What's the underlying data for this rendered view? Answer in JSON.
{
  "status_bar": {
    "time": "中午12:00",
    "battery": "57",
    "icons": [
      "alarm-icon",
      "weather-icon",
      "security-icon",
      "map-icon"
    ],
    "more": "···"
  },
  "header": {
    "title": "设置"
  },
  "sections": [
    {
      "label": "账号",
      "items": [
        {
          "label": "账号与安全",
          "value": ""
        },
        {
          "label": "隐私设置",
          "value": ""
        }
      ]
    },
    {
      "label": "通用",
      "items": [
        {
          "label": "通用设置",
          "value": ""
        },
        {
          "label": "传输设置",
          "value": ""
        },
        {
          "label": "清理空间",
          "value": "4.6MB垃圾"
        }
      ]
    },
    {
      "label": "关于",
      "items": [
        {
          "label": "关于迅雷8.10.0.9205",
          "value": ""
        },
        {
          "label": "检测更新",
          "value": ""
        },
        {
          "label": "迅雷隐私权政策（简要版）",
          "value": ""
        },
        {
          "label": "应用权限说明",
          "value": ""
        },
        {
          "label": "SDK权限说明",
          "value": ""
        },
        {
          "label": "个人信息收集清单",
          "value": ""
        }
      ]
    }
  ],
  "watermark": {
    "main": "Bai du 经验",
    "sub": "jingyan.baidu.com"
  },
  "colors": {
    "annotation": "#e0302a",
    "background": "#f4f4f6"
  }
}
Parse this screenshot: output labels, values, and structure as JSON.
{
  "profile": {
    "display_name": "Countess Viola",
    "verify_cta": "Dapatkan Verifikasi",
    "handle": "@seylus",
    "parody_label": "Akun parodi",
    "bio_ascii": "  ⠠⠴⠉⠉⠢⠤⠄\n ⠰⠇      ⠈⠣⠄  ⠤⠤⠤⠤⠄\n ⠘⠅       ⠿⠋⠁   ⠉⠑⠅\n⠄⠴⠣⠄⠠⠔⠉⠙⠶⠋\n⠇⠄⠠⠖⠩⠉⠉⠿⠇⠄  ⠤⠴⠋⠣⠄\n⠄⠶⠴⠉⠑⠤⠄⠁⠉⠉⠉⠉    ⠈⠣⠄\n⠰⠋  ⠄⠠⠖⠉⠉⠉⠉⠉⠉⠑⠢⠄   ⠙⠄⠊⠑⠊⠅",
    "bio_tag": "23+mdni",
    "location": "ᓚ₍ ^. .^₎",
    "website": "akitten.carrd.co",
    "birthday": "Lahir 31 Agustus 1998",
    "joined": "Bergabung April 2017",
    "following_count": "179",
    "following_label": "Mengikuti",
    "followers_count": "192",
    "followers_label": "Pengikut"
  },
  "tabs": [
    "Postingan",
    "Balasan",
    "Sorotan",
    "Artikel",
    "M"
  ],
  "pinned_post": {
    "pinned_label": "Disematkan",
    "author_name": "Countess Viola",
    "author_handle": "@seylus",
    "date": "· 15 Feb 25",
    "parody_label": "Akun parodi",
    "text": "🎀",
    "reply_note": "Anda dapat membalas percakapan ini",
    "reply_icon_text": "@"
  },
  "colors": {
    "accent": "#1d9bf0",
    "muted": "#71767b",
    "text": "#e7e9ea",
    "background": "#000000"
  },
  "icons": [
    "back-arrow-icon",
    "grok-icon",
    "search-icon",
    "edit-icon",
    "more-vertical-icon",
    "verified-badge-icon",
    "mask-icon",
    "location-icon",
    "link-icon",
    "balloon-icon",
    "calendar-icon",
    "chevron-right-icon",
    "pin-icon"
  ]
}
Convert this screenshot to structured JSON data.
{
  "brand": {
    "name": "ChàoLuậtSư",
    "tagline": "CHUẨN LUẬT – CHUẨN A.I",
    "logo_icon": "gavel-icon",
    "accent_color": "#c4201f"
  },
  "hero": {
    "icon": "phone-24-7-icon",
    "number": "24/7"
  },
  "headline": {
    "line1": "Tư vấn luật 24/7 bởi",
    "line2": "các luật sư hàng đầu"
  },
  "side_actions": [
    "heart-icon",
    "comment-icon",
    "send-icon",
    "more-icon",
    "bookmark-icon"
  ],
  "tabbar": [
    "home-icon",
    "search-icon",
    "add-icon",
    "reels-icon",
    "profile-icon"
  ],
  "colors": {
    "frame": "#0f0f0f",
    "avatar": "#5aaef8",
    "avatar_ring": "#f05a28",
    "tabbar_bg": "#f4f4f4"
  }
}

• Task prompt: Write out the entries in full, exactly as given.

• Solution for this task:
What's the underlying data for this rendered view? Answer in JSON.
{
  "status_bar": {
    "time": "中午12:00",
    "battery": "57",
    "icons": [
      "alarm-icon",
      "weather-icon",
      "security-icon",
      "map-icon"
    ],
    "more": "···"
  },
  "header": {
    "title": "设置"
  },
  "sections": [
    {
      "label": "账号",
      "items": [
        {
          "label": "账号与安全",
          "value": ""
        },
        {
          "label": "隐私设置",
          "value": ""
        }
      ]
    },
    {
      "label": "通用",
      "items": [
        {
          "label": "通用设置",
          "value": ""
        },
        {
          "label": "传输设置",
          "value": ""
        },
        {
          "label": "清理空间",
          "value": "4.6MB垃圾"
        }
      ]
    },
    {
      "label": "关于",
      "items": [
        {
          "label": "关于迅雷8.10.0.9205",
          "value": ""
        },
        {
          "label": "检测更新",
          "value": ""
        },
        {
          "label": "迅雷隐私权政策（简要版）",
          "value": ""
        },
        {
          "label": "应用权限说明",
          "value": ""
        },
        {
          "label": "SDK权限说明",
          "value": ""
        },
        {
          "label": "个人信息收集清单",
          "value": ""
        }
      ]
    }
  ],
  "watermark": {
    "main": "Bai du 经验",
    "sub": "jingyan.baidu.com"
  },
  "colors": {
    "annotation": "#e0302a",
    "background": "#f4f4f6"
  }
}
Parse this screenshot: output labels, values, and structure as JSON.
{
  "profile": {
    "display_name": "Countess Viola",
    "verify_cta": "Dapatkan Verifikasi",
    "handle": "@seylus",
    "parody_label": "Akun parodi",
    "bio_ascii": "  ⠠⠴⠉⠉⠢⠤⠄\n ⠰⠇      ⠈⠣⠄  ⠤⠤⠤⠤⠄\n ⠘⠅       ⠿⠋⠁   ⠉⠑⠅\n⠄⠴⠣⠄⠠⠔⠉⠙⠶⠋\n⠇⠄⠠⠖⠩⠉⠉⠿⠇⠄  ⠤⠴⠋⠣⠄\n⠄⠶⠴⠉⠑⠤⠄⠁⠉⠉⠉⠉    ⠈⠣⠄\n⠰⠋  ⠄⠠⠖⠉⠉⠉⠉⠉⠉⠑⠢⠄   ⠙⠄⠊⠑⠊⠅",
    "bio_tag": "23+mdni",
    "location": "ᓚ₍ ^. .^₎",
    "website": "akitten.carrd.co",
    "birthday": "Lahir 31 Agustus 1998",
    "joined": "Bergabung April 2017",
    "following_count": "179",
    "following_label": "Mengikuti",
    "followers_count": "192",
    "followers_label": "Pengikut"
  },
  "tabs": [
    "Postingan",
    "Balasan",
    "Sorotan",
    "Artikel",
    "M"
  ],
  "pinned_post": {
    "pinned_label": "Disematkan",
    "author_name": "Countess Viola",
    "author_handle": "@seylus",
    "date": "· 15 Feb 25",
    "parody_label": "Akun parodi",
    "text": "🎀",
    "reply_note": "Anda dapat membalas percakapan ini",
    "reply_icon_text": "@"
  },
  "colors": {
    "accent": "#1d9bf0",
    "muted": "#71767b",
    "text": "#e7e9ea",
    "background": "#000000"
  },
  "icons": [
    "back-arrow-icon",
    "grok-icon",
    "search-icon",
    "edit-icon",
    "more-vertical-icon",
    "verified-badge-icon",
    "mask-icon",
    "location-icon",
    "link-icon",
    "balloon-icon",
    "calendar-icon",
    "chevron-right-icon",
    "pin-icon"
  ]
}
Convert this screenshot to structured JSON data.
{
  "brand": {
    "name": "ChàoLuậtSư",
    "tagline": "CHUẨN LUẬT – CHUẨN A.I",
    "logo_icon": "gavel-icon",
    "accent_color": "#c4201f"
  },
  "hero": {
    "icon": "phone-24-7-icon",
    "number": "24/7"
  },
  "headline": {
    "line1": "Tư vấn luật 24/7 bởi",
    "line2": "các luật sư hàng đầu"
  },
  "side_actions": [
    "heart-icon",
    "comment-icon",
    "send-icon",
    "more-icon",
    "bookmark-icon"
  ],
  "tabbar": [
    "home-icon",
    "search-icon",
    "add-icon",
    "reels-icon",
    "profile-icon"
  ],
  "colors": {
    "frame": "#0f0f0f",
    "avatar": "#5aaef8",
    "avatar_ring": "#f05a28",
    "tabbar_bg": "#f4f4f4"
  }
}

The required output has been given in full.